§ **What the exercise asks**: Every entry below should be printed exactly, without its images.

BEGIN

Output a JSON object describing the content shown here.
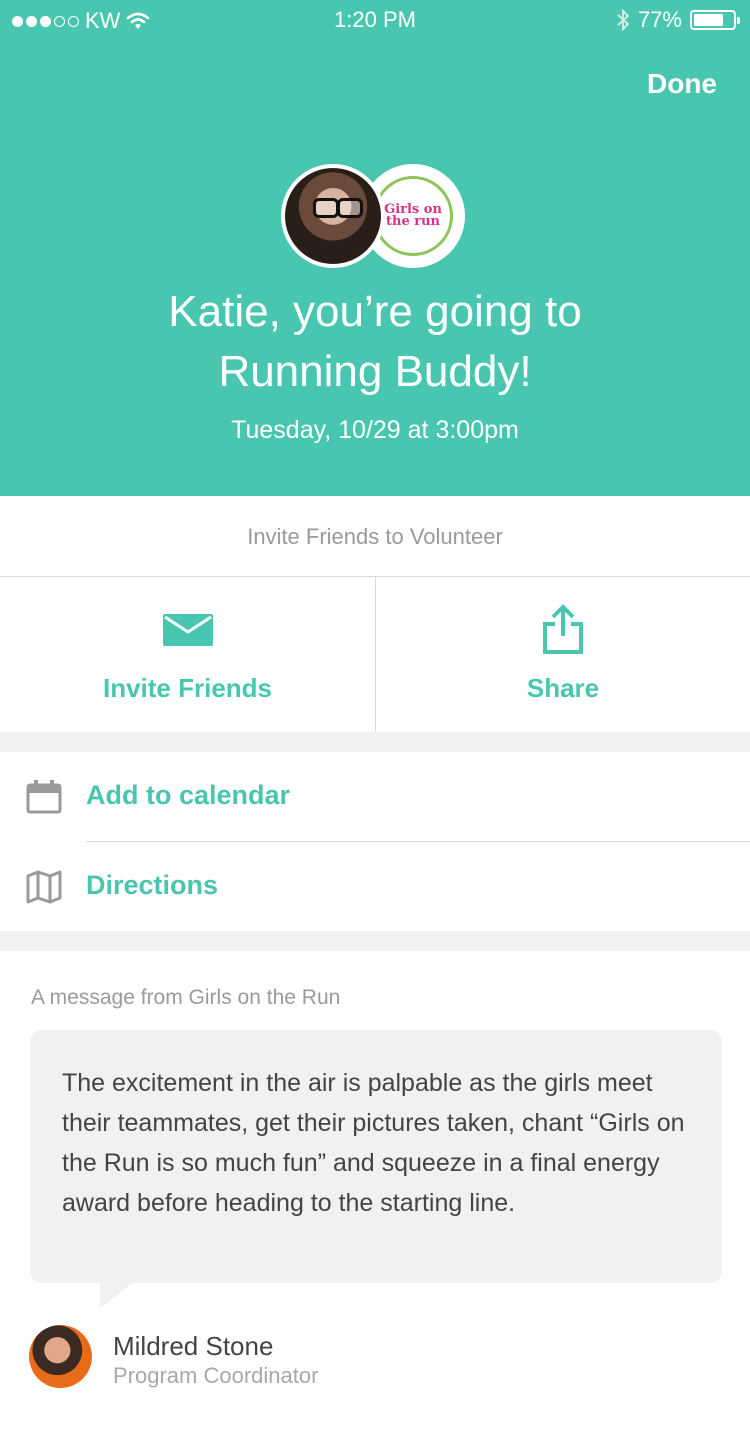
{
  "status_bar": {
    "carrier": "KW",
    "time": "1:20 PM",
    "battery_percent": "77%",
    "battery_level": 0.77
  },
  "header": {
    "done_label": "Done",
    "headline_line1": "Katie, you’re going to",
    "headline_line2": "Running Buddy!",
    "datetime": "Tuesday, 10/29 at 3:00pm",
    "org_logo_text": "Girls on the run",
    "background_color": "#49c6b0"
  },
  "invite": {
    "title": "Invite Friends to Volunteer",
    "invite_friends_label": "Invite Friends",
    "share_label": "Share"
  },
  "actions_list": {
    "calendar_label": "Add to calendar",
    "directions_label": "Directions"
  },
  "message": {
    "heading": "A message from Girls on the Run",
    "body": "The excitement in the air is palpable as the girls meet their teammates, get their pictures taken, chant “Girls on the Run is so much fun” and squeeze in a final energy award before heading to the starting line.",
    "author_name": "Mildred Stone",
    "author_role": "Program Coordinator"
  },
  "accent_color": "#49c6b0"
}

END

§ **Task result**:
Output a JSON object describing the content shown here.
{
  "status_bar": {
    "carrier": "KW",
    "time": "1:20 PM",
    "battery_percent": "77%",
    "battery_level": 0.77
  },
  "header": {
    "done_label": "Done",
    "headline_line1": "Katie, you’re going to",
    "headline_line2": "Running Buddy!",
    "datetime": "Tuesday, 10/29 at 3:00pm",
    "org_logo_text": "Girls on the run",
    "background_color": "#49c6b0"
  },
  "invite": {
    "title": "Invite Friends to Volunteer",
    "invite_friends_label": "Invite Friends",
    "share_label": "Share"
  },
  "actions_list": {
    "calendar_label": "Add to calendar",
    "directions_label": "Directions"
  },
  "message": {
    "heading": "A message from Girls on the Run",
    "body": "The excitement in the air is palpable as the girls meet their teammates, get their pictures taken, chant “Girls on the Run is so much fun” and squeeze in a final energy award before heading to the starting line.",
    "author_name": "Mildred Stone",
    "author_role": "Program Coordinator"
  },
  "accent_color": "#49c6b0"
}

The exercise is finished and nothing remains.